begin EXERCISE MATERIALS

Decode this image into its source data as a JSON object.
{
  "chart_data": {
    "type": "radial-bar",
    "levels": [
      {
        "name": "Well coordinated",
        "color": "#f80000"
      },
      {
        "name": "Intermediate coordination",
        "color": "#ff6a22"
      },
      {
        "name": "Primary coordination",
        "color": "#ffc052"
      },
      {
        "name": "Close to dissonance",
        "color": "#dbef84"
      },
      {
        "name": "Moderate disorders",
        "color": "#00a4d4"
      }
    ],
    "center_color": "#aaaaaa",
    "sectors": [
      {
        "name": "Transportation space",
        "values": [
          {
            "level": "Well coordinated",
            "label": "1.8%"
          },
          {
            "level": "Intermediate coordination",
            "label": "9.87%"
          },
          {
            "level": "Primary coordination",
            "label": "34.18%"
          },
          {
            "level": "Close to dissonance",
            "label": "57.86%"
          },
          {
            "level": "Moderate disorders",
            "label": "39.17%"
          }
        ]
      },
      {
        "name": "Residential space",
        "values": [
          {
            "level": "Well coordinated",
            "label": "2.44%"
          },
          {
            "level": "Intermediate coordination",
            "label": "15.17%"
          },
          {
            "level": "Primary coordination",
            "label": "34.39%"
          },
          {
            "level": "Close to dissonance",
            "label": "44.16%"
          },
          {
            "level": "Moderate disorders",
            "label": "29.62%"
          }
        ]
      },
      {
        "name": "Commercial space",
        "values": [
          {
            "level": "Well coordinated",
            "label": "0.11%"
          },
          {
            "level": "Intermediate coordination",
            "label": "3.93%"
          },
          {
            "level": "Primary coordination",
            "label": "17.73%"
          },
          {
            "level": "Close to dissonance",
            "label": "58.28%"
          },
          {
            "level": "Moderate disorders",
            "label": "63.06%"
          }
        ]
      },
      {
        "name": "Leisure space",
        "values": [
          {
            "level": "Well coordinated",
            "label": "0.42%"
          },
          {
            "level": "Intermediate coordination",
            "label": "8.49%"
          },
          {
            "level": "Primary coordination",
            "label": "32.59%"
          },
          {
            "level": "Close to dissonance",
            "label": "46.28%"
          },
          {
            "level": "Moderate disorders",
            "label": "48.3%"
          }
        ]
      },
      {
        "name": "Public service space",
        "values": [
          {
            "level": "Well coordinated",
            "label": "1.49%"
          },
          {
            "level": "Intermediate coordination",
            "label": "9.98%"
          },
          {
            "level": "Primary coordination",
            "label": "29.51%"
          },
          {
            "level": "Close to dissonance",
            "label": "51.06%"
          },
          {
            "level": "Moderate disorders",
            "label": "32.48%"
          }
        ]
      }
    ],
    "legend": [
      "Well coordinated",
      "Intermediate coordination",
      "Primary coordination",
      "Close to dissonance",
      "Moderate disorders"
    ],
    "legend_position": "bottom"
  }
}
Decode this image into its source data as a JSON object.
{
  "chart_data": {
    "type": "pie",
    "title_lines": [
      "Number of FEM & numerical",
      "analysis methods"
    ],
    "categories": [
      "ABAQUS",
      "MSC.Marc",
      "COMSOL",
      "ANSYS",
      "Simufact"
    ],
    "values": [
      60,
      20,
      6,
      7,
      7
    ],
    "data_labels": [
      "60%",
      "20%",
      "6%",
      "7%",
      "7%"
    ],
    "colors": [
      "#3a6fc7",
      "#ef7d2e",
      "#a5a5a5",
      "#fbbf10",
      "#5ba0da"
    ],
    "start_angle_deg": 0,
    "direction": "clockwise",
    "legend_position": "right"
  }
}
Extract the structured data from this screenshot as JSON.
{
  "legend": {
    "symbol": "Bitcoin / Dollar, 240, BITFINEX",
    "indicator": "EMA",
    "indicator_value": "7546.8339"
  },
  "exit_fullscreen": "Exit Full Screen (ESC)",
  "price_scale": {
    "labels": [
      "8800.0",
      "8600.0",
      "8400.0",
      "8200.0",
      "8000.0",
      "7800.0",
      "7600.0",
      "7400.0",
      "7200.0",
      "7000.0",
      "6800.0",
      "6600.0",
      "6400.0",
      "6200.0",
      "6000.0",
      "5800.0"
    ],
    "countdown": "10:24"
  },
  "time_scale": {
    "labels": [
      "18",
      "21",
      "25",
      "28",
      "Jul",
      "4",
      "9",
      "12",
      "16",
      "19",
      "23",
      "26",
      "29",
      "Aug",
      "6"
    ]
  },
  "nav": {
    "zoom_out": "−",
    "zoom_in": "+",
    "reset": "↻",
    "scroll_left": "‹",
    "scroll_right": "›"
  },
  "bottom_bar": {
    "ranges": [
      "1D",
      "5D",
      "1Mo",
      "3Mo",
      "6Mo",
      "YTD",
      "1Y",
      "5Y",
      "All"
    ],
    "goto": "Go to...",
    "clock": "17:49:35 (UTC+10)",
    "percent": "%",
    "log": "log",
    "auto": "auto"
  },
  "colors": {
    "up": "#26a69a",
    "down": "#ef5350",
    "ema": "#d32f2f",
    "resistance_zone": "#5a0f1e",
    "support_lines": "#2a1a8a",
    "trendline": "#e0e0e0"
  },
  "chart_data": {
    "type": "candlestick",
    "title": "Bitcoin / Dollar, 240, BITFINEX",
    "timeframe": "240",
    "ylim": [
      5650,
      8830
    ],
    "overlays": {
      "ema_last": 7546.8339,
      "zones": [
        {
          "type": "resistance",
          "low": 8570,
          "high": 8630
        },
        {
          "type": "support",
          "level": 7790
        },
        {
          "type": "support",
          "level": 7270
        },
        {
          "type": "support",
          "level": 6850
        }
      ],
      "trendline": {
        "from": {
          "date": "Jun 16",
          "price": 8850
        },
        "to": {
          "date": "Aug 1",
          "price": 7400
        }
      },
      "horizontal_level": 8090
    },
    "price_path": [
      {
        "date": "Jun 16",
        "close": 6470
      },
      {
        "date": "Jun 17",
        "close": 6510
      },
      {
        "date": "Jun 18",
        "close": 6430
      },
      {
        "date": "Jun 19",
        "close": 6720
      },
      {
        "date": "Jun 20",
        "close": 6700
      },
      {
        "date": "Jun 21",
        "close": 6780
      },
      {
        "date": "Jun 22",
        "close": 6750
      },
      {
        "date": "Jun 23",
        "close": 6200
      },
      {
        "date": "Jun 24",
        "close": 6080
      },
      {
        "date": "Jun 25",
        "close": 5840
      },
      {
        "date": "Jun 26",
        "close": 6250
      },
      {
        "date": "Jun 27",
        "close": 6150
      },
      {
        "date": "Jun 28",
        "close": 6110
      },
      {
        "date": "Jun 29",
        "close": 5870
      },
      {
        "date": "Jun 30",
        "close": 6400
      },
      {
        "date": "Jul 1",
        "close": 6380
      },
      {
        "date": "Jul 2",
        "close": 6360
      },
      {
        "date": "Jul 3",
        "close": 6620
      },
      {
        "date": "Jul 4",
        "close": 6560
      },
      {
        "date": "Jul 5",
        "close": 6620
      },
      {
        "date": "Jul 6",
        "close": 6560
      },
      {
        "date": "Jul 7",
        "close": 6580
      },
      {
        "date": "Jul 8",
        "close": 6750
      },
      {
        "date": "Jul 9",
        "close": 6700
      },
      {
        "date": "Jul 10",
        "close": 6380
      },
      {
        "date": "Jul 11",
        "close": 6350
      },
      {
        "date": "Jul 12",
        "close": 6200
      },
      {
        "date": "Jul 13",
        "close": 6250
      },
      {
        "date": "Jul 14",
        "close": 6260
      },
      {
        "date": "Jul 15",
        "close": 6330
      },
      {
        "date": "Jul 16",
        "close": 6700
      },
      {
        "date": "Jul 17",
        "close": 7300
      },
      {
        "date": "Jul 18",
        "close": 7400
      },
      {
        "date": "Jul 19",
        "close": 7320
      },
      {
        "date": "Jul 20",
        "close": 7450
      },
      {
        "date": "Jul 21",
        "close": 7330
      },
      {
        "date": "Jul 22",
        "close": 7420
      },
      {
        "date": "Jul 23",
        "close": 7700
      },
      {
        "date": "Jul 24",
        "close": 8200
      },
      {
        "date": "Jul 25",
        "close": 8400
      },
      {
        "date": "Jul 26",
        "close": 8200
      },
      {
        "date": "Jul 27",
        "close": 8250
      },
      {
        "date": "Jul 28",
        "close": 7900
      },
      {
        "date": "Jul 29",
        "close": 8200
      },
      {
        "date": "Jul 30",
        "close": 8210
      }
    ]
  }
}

end EXERCISE MATERIALS

The answer is the number of lines in the preceding material that hold "type"; write that number and nothing else.

#### [RESULT]
7